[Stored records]
»»
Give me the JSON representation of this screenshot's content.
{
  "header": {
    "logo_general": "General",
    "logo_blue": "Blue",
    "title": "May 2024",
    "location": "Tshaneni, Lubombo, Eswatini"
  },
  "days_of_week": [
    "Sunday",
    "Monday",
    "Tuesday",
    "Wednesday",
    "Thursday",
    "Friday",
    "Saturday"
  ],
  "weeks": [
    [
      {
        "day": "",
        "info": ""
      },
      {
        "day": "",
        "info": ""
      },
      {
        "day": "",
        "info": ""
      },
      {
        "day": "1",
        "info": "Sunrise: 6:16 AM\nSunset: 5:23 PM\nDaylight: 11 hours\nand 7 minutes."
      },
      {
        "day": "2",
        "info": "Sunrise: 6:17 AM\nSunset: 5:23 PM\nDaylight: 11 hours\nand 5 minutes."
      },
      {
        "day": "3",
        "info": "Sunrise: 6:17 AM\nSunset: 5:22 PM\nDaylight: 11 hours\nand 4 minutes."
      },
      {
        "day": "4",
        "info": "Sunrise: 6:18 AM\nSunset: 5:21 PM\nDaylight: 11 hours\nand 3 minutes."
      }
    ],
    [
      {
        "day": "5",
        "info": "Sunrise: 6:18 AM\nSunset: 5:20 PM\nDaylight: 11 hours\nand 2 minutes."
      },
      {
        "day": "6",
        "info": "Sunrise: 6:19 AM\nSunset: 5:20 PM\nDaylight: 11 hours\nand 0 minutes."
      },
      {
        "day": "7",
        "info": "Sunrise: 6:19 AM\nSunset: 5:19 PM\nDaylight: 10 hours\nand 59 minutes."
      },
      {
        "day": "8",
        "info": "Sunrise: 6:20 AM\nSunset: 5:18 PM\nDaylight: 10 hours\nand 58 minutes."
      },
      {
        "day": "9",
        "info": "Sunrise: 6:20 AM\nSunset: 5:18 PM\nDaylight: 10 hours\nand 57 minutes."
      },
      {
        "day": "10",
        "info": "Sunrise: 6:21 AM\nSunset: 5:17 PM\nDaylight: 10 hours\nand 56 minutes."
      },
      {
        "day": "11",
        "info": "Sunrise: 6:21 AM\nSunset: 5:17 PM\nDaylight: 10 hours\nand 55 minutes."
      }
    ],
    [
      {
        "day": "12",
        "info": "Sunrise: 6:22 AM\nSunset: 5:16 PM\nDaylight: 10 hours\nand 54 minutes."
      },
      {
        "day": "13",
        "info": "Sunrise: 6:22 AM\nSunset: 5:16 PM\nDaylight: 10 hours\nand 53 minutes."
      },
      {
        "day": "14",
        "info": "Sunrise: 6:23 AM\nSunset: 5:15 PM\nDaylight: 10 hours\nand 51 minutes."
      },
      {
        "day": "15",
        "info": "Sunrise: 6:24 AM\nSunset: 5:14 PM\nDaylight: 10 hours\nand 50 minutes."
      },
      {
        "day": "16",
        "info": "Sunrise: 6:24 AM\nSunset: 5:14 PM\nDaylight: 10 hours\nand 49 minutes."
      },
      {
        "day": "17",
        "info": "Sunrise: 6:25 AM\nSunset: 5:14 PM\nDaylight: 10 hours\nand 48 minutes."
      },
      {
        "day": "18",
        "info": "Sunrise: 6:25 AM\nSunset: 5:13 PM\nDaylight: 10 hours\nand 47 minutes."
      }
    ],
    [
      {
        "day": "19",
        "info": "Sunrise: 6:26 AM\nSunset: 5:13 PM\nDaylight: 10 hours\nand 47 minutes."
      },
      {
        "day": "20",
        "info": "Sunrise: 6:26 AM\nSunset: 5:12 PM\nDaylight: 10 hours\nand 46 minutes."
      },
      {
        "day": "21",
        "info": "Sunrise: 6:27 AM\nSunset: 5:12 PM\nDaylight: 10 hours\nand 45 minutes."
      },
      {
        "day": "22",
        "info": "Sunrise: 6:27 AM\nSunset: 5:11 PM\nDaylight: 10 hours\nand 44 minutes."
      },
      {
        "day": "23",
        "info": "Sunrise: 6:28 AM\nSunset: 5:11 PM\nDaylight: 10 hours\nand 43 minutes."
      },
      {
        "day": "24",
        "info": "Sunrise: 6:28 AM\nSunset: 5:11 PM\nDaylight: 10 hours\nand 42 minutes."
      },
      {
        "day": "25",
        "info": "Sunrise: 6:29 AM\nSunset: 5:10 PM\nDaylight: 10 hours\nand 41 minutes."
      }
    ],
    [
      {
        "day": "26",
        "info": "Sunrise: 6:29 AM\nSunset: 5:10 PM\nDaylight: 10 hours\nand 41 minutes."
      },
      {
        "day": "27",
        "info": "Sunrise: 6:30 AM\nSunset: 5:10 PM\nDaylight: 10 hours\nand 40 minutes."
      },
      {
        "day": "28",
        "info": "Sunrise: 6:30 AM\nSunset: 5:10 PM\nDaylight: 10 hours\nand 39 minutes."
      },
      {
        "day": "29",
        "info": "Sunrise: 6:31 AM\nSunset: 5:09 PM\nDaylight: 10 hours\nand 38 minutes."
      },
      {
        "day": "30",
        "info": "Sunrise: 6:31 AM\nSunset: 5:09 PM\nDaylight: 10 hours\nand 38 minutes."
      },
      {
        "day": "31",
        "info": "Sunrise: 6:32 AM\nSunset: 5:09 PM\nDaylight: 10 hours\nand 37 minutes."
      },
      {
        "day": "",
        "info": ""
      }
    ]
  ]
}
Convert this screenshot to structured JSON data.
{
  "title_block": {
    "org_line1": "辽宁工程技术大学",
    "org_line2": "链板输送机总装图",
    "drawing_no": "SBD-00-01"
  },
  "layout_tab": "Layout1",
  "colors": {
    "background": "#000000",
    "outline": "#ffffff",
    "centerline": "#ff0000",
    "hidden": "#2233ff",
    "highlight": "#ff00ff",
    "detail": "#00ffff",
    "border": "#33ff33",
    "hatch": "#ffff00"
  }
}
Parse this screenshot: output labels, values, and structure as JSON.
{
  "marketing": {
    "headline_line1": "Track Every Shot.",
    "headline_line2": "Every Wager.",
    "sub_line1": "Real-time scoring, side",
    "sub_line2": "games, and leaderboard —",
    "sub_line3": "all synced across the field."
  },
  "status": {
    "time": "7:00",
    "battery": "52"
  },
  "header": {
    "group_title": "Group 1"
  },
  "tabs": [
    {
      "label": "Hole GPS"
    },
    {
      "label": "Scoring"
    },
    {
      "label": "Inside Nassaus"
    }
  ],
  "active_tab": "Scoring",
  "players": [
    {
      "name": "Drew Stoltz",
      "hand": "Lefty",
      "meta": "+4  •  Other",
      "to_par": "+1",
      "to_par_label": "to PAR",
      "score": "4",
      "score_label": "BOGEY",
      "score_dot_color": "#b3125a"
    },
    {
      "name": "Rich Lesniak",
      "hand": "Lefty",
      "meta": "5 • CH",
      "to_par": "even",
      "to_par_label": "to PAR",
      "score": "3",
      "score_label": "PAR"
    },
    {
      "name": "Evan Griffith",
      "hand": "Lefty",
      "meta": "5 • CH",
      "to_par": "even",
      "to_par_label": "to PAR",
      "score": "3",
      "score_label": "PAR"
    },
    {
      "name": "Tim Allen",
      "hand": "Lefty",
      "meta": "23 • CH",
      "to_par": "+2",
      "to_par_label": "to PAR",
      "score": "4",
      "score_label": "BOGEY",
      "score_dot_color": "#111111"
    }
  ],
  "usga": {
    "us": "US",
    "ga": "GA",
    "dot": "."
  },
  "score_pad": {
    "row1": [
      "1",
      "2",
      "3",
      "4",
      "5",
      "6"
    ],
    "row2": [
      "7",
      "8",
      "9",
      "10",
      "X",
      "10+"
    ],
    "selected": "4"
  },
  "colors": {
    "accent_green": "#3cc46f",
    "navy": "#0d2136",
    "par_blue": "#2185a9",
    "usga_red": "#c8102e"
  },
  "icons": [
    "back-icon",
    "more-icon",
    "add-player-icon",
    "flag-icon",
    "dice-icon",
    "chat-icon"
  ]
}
««
What the task requires: The answer is the number of lines in the preceding material that hold "name"; write that number and nothing else.

Written solution: 4